> _DIRECTIVE_
The records below must be written out exactly, with every picture left behind.

> _MATERIAL SHOWN_
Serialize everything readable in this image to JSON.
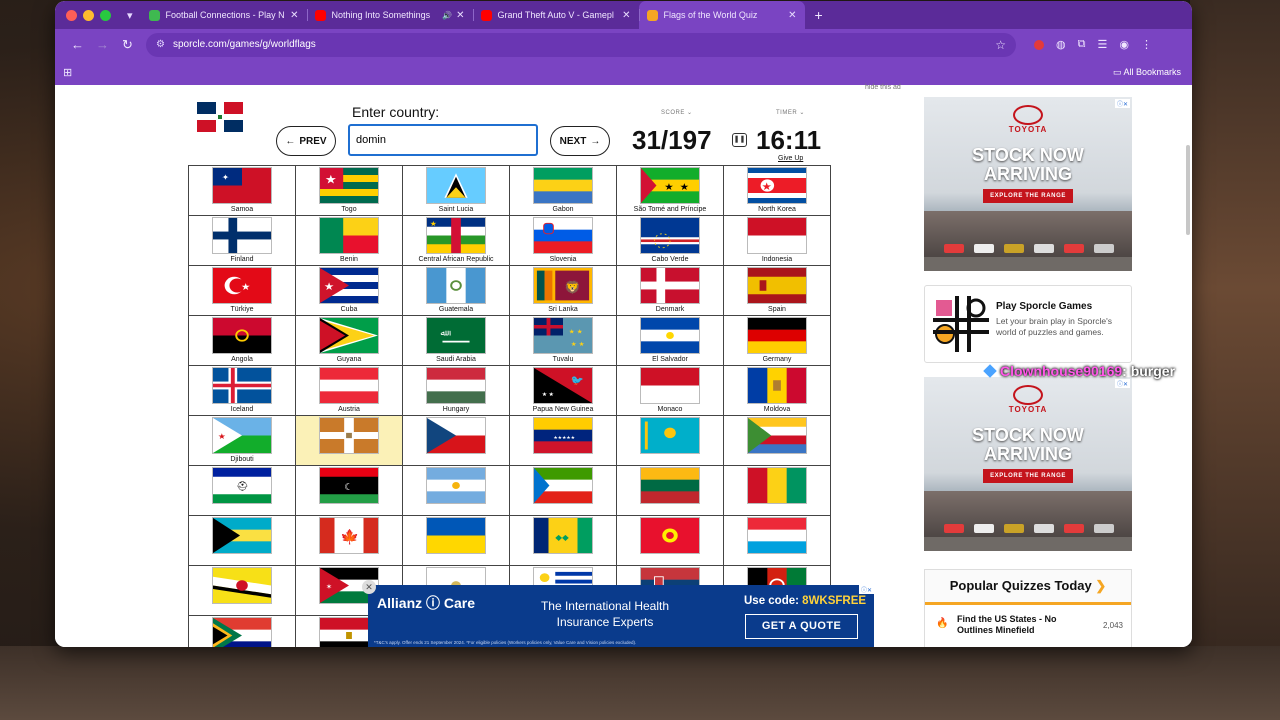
{
  "browser": {
    "tabs": [
      {
        "title": "Football Connections - Play N",
        "favicon_color": "#3fb950"
      },
      {
        "title": "Nothing Into Somethings",
        "favicon_color": "#ff0000"
      },
      {
        "title": "Grand Theft Auto V - Gamepl",
        "favicon_color": "#ff0000"
      },
      {
        "title": "Flags of the World Quiz",
        "favicon_color": "#f5a623",
        "active": true
      }
    ],
    "url": "sporcle.com/games/g/worldflags",
    "bookmarks_label": "All Bookmarks"
  },
  "quiz": {
    "enter_label": "Enter country:",
    "input_value": "domin",
    "prev_label": "PREV",
    "next_label": "NEXT",
    "score_label": "SCORE",
    "timer_label": "TIMER",
    "score": "31/197",
    "timer": "16:11",
    "give_up": "Give Up",
    "hide_ad": "hide this ad",
    "grid": [
      [
        {
          "name": "Samoa",
          "flag": "samoa"
        },
        {
          "name": "Togo",
          "flag": "togo"
        },
        {
          "name": "Saint Lucia",
          "flag": "stlucia"
        },
        {
          "name": "Gabon",
          "flag": "gabon"
        },
        {
          "name": "São Tomé and Príncipe",
          "flag": "saotome"
        },
        {
          "name": "North Korea",
          "flag": "nkorea"
        }
      ],
      [
        {
          "name": "Finland",
          "flag": "finland"
        },
        {
          "name": "Benin",
          "flag": "benin"
        },
        {
          "name": "Central African Republic",
          "flag": "car"
        },
        {
          "name": "Slovenia",
          "flag": "slovenia"
        },
        {
          "name": "Cabo Verde",
          "flag": "caboverde"
        },
        {
          "name": "Indonesia",
          "flag": "indonesia"
        }
      ],
      [
        {
          "name": "Türkiye",
          "flag": "turkiye"
        },
        {
          "name": "Cuba",
          "flag": "cuba"
        },
        {
          "name": "Guatemala",
          "flag": "guatemala"
        },
        {
          "name": "Sri Lanka",
          "flag": "srilanka"
        },
        {
          "name": "Denmark",
          "flag": "denmark"
        },
        {
          "name": "Spain",
          "flag": "spain"
        }
      ],
      [
        {
          "name": "Angola",
          "flag": "angola"
        },
        {
          "name": "Guyana",
          "flag": "guyana"
        },
        {
          "name": "Saudi Arabia",
          "flag": "saudi"
        },
        {
          "name": "Tuvalu",
          "flag": "tuvalu"
        },
        {
          "name": "El Salvador",
          "flag": "elsalvador"
        },
        {
          "name": "Germany",
          "flag": "germany"
        }
      ],
      [
        {
          "name": "Iceland",
          "flag": "iceland"
        },
        {
          "name": "Austria",
          "flag": "austria"
        },
        {
          "name": "Hungary",
          "flag": "hungary"
        },
        {
          "name": "Papua New Guinea",
          "flag": "png"
        },
        {
          "name": "Monaco",
          "flag": "monaco"
        },
        {
          "name": "Moldova",
          "flag": "moldova"
        }
      ],
      [
        {
          "name": "Djibouti",
          "flag": "djibouti"
        },
        {
          "name": "",
          "flag": "unknown1",
          "highlight": true
        },
        {
          "name": "",
          "flag": "czech"
        },
        {
          "name": "",
          "flag": "venezuela"
        },
        {
          "name": "",
          "flag": "kazakhstan"
        },
        {
          "name": "",
          "flag": "comoros"
        }
      ],
      [
        {
          "name": "",
          "flag": "lesotho"
        },
        {
          "name": "",
          "flag": "libya"
        },
        {
          "name": "",
          "flag": "argentina"
        },
        {
          "name": "",
          "flag": "eqguinea"
        },
        {
          "name": "",
          "flag": "lithuania"
        },
        {
          "name": "",
          "flag": "guinea"
        }
      ],
      [
        {
          "name": "",
          "flag": "bahamas"
        },
        {
          "name": "",
          "flag": "canada"
        },
        {
          "name": "",
          "flag": "ukraine"
        },
        {
          "name": "",
          "flag": "stvincent"
        },
        {
          "name": "",
          "flag": "kyrgyzstan"
        },
        {
          "name": "",
          "flag": "luxembourg"
        }
      ],
      [
        {
          "name": "",
          "flag": "brunei"
        },
        {
          "name": "",
          "flag": "jordan"
        },
        {
          "name": "",
          "flag": "sanmarino"
        },
        {
          "name": "",
          "flag": "uruguay"
        },
        {
          "name": "",
          "flag": "serbia"
        },
        {
          "name": "",
          "flag": "afghanistan"
        }
      ],
      [
        {
          "name": "",
          "flag": "southafrica"
        },
        {
          "name": "",
          "flag": "egypt"
        },
        {
          "name": "",
          "flag": "blank"
        },
        {
          "name": "",
          "flag": "blank"
        },
        {
          "name": "",
          "flag": "blank"
        },
        {
          "name": "",
          "flag": "blank"
        }
      ]
    ]
  },
  "ads": {
    "toyota_brand": "TOYOTA",
    "toyota_headline_1": "STOCK NOW",
    "toyota_headline_2": "ARRIVING",
    "toyota_cta": "EXPLORE THE RANGE",
    "promo_title": "Play Sporcle Games",
    "promo_desc": "Let your brain play in Sporcle's world of puzzles and games.",
    "popular_title": "Popular Quizzes Today",
    "popular_item": "Find the US States - No Outlines Minefield",
    "popular_count": "2,043",
    "allianz_logo": "Allianz ⓘ Care",
    "allianz_text": "The International Health Insurance Experts",
    "allianz_code_label": "Use code:",
    "allianz_code": "8WKSFREE",
    "allianz_cta": "GET A QUOTE",
    "allianz_fine": "*T&C's apply. Offer ends 21 September 2024. *For eligible policies (Workers policies only, Value Care and Vision policies excluded)."
  },
  "overlay": {
    "username": "Clownhouse90169",
    "message": ": burger"
  },
  "colors": {
    "browser_purple": "#7a44c2",
    "tabbar_purple": "#5b2b99",
    "accent_orange": "#f5a623"
  }
}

> _RESULT_
Serialize everything readable in this image to JSON.
{
  "browser": {
    "tabs": [
      {
        "title": "Football Connections - Play N",
        "favicon_color": "#3fb950"
      },
      {
        "title": "Nothing Into Somethings",
        "favicon_color": "#ff0000"
      },
      {
        "title": "Grand Theft Auto V - Gamepl",
        "favicon_color": "#ff0000"
      },
      {
        "title": "Flags of the World Quiz",
        "favicon_color": "#f5a623",
        "active": true
      }
    ],
    "url": "sporcle.com/games/g/worldflags",
    "bookmarks_label": "All Bookmarks"
  },
  "quiz": {
    "enter_label": "Enter country:",
    "input_value": "domin",
    "prev_label": "PREV",
    "next_label": "NEXT",
    "score_label": "SCORE",
    "timer_label": "TIMER",
    "score": "31/197",
    "timer": "16:11",
    "give_up": "Give Up",
    "hide_ad": "hide this ad",
    "grid": [
      [
        {
          "name": "Samoa",
          "flag": "samoa"
        },
        {
          "name": "Togo",
          "flag": "togo"
        },
        {
          "name": "Saint Lucia",
          "flag": "stlucia"
        },
        {
          "name": "Gabon",
          "flag": "gabon"
        },
        {
          "name": "São Tomé and Príncipe",
          "flag": "saotome"
        },
        {
          "name": "North Korea",
          "flag": "nkorea"
        }
      ],
      [
        {
          "name": "Finland",
          "flag": "finland"
        },
        {
          "name": "Benin",
          "flag": "benin"
        },
        {
          "name": "Central African Republic",
          "flag": "car"
        },
        {
          "name": "Slovenia",
          "flag": "slovenia"
        },
        {
          "name": "Cabo Verde",
          "flag": "caboverde"
        },
        {
          "name": "Indonesia",
          "flag": "indonesia"
        }
      ],
      [
        {
          "name": "Türkiye",
          "flag": "turkiye"
        },
        {
          "name": "Cuba",
          "flag": "cuba"
        },
        {
          "name": "Guatemala",
          "flag": "guatemala"
        },
        {
          "name": "Sri Lanka",
          "flag": "srilanka"
        },
        {
          "name": "Denmark",
          "flag": "denmark"
        },
        {
          "name": "Spain",
          "flag": "spain"
        }
      ],
      [
        {
          "name": "Angola",
          "flag": "angola"
        },
        {
          "name": "Guyana",
          "flag": "guyana"
        },
        {
          "name": "Saudi Arabia",
          "flag": "saudi"
        },
        {
          "name": "Tuvalu",
          "flag": "tuvalu"
        },
        {
          "name": "El Salvador",
          "flag": "elsalvador"
        },
        {
          "name": "Germany",
          "flag": "germany"
        }
      ],
      [
        {
          "name": "Iceland",
          "flag": "iceland"
        },
        {
          "name": "Austria",
          "flag": "austria"
        },
        {
          "name": "Hungary",
          "flag": "hungary"
        },
        {
          "name": "Papua New Guinea",
          "flag": "png"
        },
        {
          "name": "Monaco",
          "flag": "monaco"
        },
        {
          "name": "Moldova",
          "flag": "moldova"
        }
      ],
      [
        {
          "name": "Djibouti",
          "flag": "djibouti"
        },
        {
          "name": "",
          "flag": "unknown1",
          "highlight": true
        },
        {
          "name": "",
          "flag": "czech"
        },
        {
          "name": "",
          "flag": "venezuela"
        },
        {
          "name": "",
          "flag": "kazakhstan"
        },
        {
          "name": "",
          "flag": "comoros"
        }
      ],
      [
        {
          "name": "",
          "flag": "lesotho"
        },
        {
          "name": "",
          "flag": "libya"
        },
        {
          "name": "",
          "flag": "argentina"
        },
        {
          "name": "",
          "flag": "eqguinea"
        },
        {
          "name": "",
          "flag": "lithuania"
        },
        {
          "name": "",
          "flag": "guinea"
        }
      ],
      [
        {
          "name": "",
          "flag": "bahamas"
        },
        {
          "name": "",
          "flag": "canada"
        },
        {
          "name": "",
          "flag": "ukraine"
        },
        {
          "name": "",
          "flag": "stvincent"
        },
        {
          "name": "",
          "flag": "kyrgyzstan"
        },
        {
          "name": "",
          "flag": "luxembourg"
        }
      ],
      [
        {
          "name": "",
          "flag": "brunei"
        },
        {
          "name": "",
          "flag": "jordan"
        },
        {
          "name": "",
          "flag": "sanmarino"
        },
        {
          "name": "",
          "flag": "uruguay"
        },
        {
          "name": "",
          "flag": "serbia"
        },
        {
          "name": "",
          "flag": "afghanistan"
        }
      ],
      [
        {
          "name": "",
          "flag": "southafrica"
        },
        {
          "name": "",
          "flag": "egypt"
        },
        {
          "name": "",
          "flag": "blank"
        },
        {
          "name": "",
          "flag": "blank"
        },
        {
          "name": "",
          "flag": "blank"
        },
        {
          "name": "",
          "flag": "blank"
        }
      ]
    ]
  },
  "ads": {
    "toyota_brand": "TOYOTA",
    "toyota_headline_1": "STOCK NOW",
    "toyota_headline_2": "ARRIVING",
    "toyota_cta": "EXPLORE THE RANGE",
    "promo_title": "Play Sporcle Games",
    "promo_desc": "Let your brain play in Sporcle's world of puzzles and games.",
    "popular_title": "Popular Quizzes Today",
    "popular_item": "Find the US States - No Outlines Minefield",
    "popular_count": "2,043",
    "allianz_logo": "Allianz ⓘ Care",
    "allianz_text": "The International Health Insurance Experts",
    "allianz_code_label": "Use code:",
    "allianz_code": "8WKSFREE",
    "allianz_cta": "GET A QUOTE",
    "allianz_fine": "*T&C's apply. Offer ends 21 September 2024. *For eligible policies (Workers policies only, Value Care and Vision policies excluded)."
  },
  "overlay": {
    "username": "Clownhouse90169",
    "message": ": burger"
  },
  "colors": {
    "browser_purple": "#7a44c2",
    "tabbar_purple": "#5b2b99",
    "accent_orange": "#f5a623"
  }
}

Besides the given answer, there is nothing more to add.